GIVEN ENTRIES.
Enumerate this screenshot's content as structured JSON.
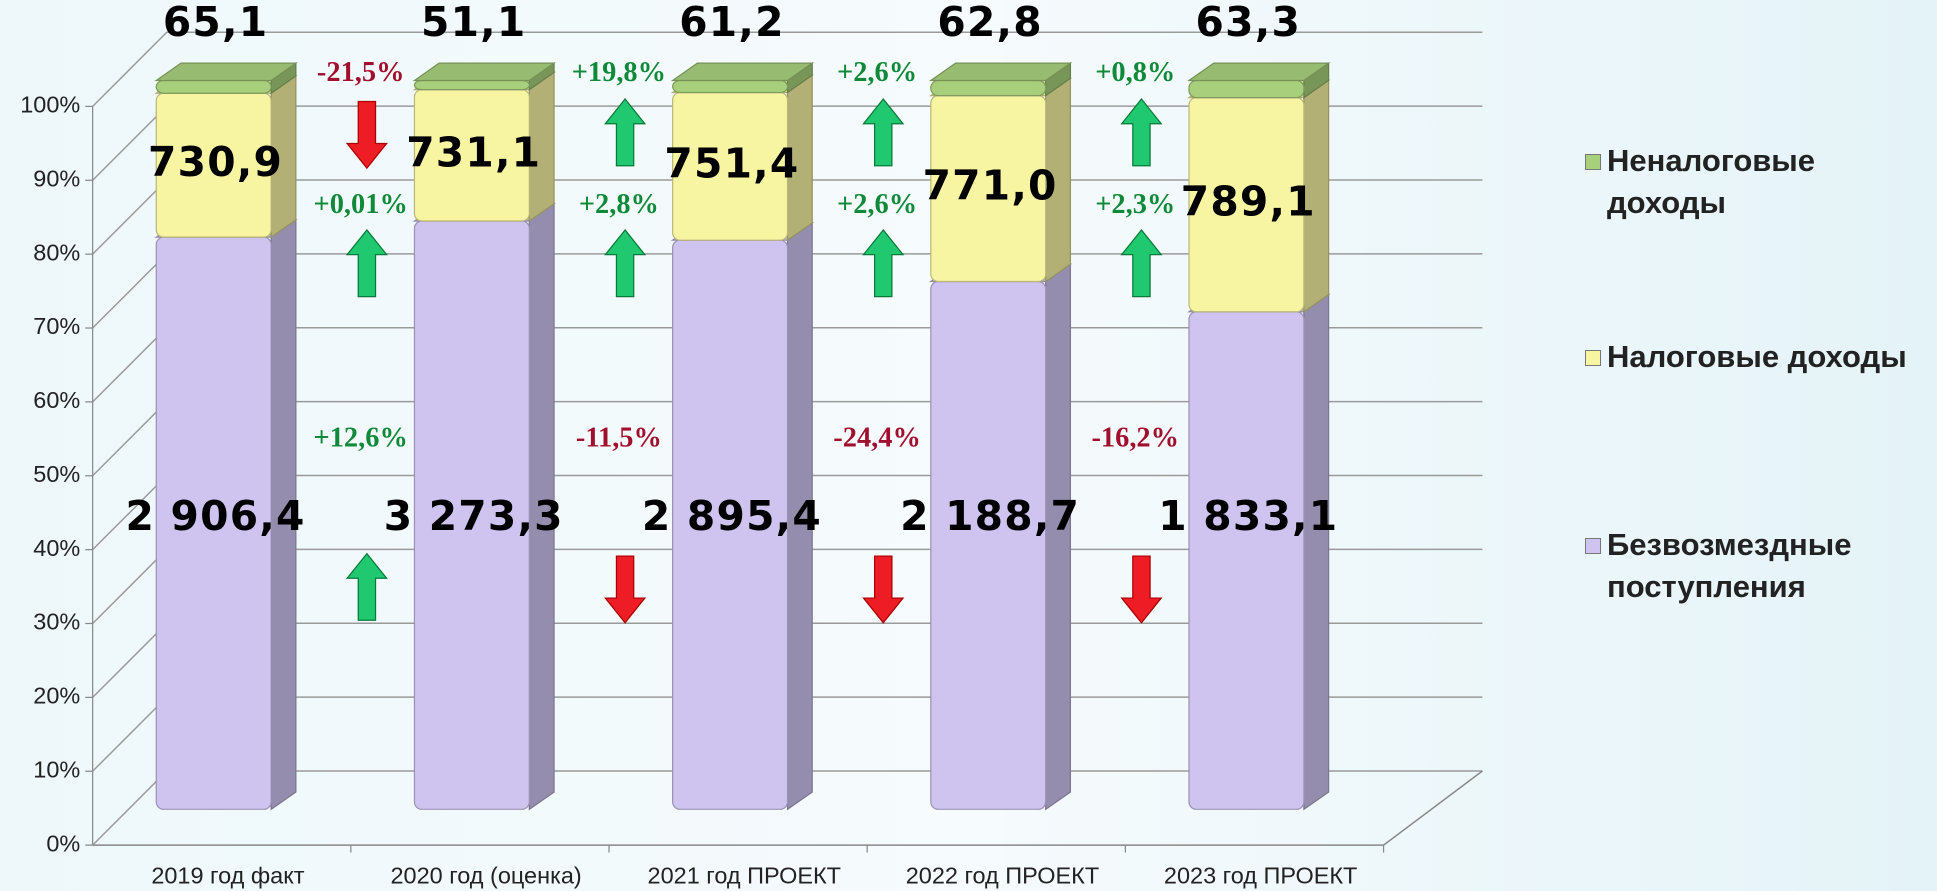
{
  "chart_data": {
    "type": "bar",
    "stacked": "percent",
    "three_d": true,
    "categories": [
      "2019 год факт",
      "2020 год (оценка)",
      "2021 год ПРОЕКТ",
      "2022 год ПРОЕКТ",
      "2023 год ПРОЕКТ"
    ],
    "series": [
      {
        "name": "Безвозмездные поступления",
        "color": "#cfc4f0",
        "values": [
          2906.4,
          3273.3,
          2895.4,
          2188.7,
          1833.1
        ],
        "value_labels": [
          "2 906,4",
          "3 273,3",
          "2 895,4",
          "2 188,7",
          "1 833,1"
        ]
      },
      {
        "name": "Налоговые доходы",
        "color": "#f8f5a2",
        "values": [
          730.9,
          731.1,
          751.4,
          771.0,
          789.1
        ],
        "value_labels": [
          "730,9",
          "731,1",
          "751,4",
          "771,0",
          "789,1"
        ]
      },
      {
        "name": "Неналоговые доходы",
        "color": "#a8d07c",
        "values": [
          65.1,
          51.1,
          61.2,
          62.8,
          63.3
        ],
        "value_labels": [
          "65,1",
          "51,1",
          "61,2",
          "62,8",
          "63,3"
        ]
      }
    ],
    "ylim": [
      0,
      100
    ],
    "yticks": [
      {
        "value": 0,
        "label": "0%"
      },
      {
        "value": 10,
        "label": "10%"
      },
      {
        "value": 20,
        "label": "20%"
      },
      {
        "value": 30,
        "label": "30%"
      },
      {
        "value": 40,
        "label": "40%"
      },
      {
        "value": 50,
        "label": "50%"
      },
      {
        "value": 60,
        "label": "60%"
      },
      {
        "value": 70,
        "label": "70%"
      },
      {
        "value": 80,
        "label": "80%"
      },
      {
        "value": 90,
        "label": "90%"
      },
      {
        "value": 100,
        "label": "100%"
      }
    ],
    "grid": true,
    "legend": "right",
    "annotations": [
      {
        "text": "-21,5%",
        "direction": "down"
      },
      {
        "text": "+0,01%",
        "direction": "up"
      },
      {
        "text": "+12,6%",
        "direction": "up"
      },
      {
        "text": "+19,8%",
        "direction": "up"
      },
      {
        "text": "+2,8%",
        "direction": "up"
      },
      {
        "text": "-11,5%",
        "direction": "down"
      },
      {
        "text": "+2,6%",
        "direction": "up"
      },
      {
        "text": "+2,6%",
        "direction": "up"
      },
      {
        "text": "-24,4%",
        "direction": "down"
      },
      {
        "text": "+0,8%",
        "direction": "up"
      },
      {
        "text": "+2,3%",
        "direction": "up"
      },
      {
        "text": "-16,2%",
        "direction": "down"
      }
    ]
  }
}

OBJECTIVE. Transcribe every entry above exactly. Omit all pictures.

FULL ANSWER.
Enumerate this screenshot's content as structured JSON.
{
  "chart_data": {
    "type": "bar",
    "stacked": "percent",
    "three_d": true,
    "categories": [
      "2019 год факт",
      "2020 год (оценка)",
      "2021 год ПРОЕКТ",
      "2022 год ПРОЕКТ",
      "2023 год ПРОЕКТ"
    ],
    "series": [
      {
        "name": "Безвозмездные поступления",
        "color": "#cfc4f0",
        "values": [
          2906.4,
          3273.3,
          2895.4,
          2188.7,
          1833.1
        ],
        "value_labels": [
          "2 906,4",
          "3 273,3",
          "2 895,4",
          "2 188,7",
          "1 833,1"
        ]
      },
      {
        "name": "Налоговые доходы",
        "color": "#f8f5a2",
        "values": [
          730.9,
          731.1,
          751.4,
          771.0,
          789.1
        ],
        "value_labels": [
          "730,9",
          "731,1",
          "751,4",
          "771,0",
          "789,1"
        ]
      },
      {
        "name": "Неналоговые доходы",
        "color": "#a8d07c",
        "values": [
          65.1,
          51.1,
          61.2,
          62.8,
          63.3
        ],
        "value_labels": [
          "65,1",
          "51,1",
          "61,2",
          "62,8",
          "63,3"
        ]
      }
    ],
    "ylim": [
      0,
      100
    ],
    "yticks": [
      {
        "value": 0,
        "label": "0%"
      },
      {
        "value": 10,
        "label": "10%"
      },
      {
        "value": 20,
        "label": "20%"
      },
      {
        "value": 30,
        "label": "30%"
      },
      {
        "value": 40,
        "label": "40%"
      },
      {
        "value": 50,
        "label": "50%"
      },
      {
        "value": 60,
        "label": "60%"
      },
      {
        "value": 70,
        "label": "70%"
      },
      {
        "value": 80,
        "label": "80%"
      },
      {
        "value": 90,
        "label": "90%"
      },
      {
        "value": 100,
        "label": "100%"
      }
    ],
    "grid": true,
    "legend": "right",
    "annotations": [
      {
        "text": "-21,5%",
        "direction": "down"
      },
      {
        "text": "+0,01%",
        "direction": "up"
      },
      {
        "text": "+12,6%",
        "direction": "up"
      },
      {
        "text": "+19,8%",
        "direction": "up"
      },
      {
        "text": "+2,8%",
        "direction": "up"
      },
      {
        "text": "-11,5%",
        "direction": "down"
      },
      {
        "text": "+2,6%",
        "direction": "up"
      },
      {
        "text": "+2,6%",
        "direction": "up"
      },
      {
        "text": "-24,4%",
        "direction": "down"
      },
      {
        "text": "+0,8%",
        "direction": "up"
      },
      {
        "text": "+2,3%",
        "direction": "up"
      },
      {
        "text": "-16,2%",
        "direction": "down"
      }
    ]
  }
}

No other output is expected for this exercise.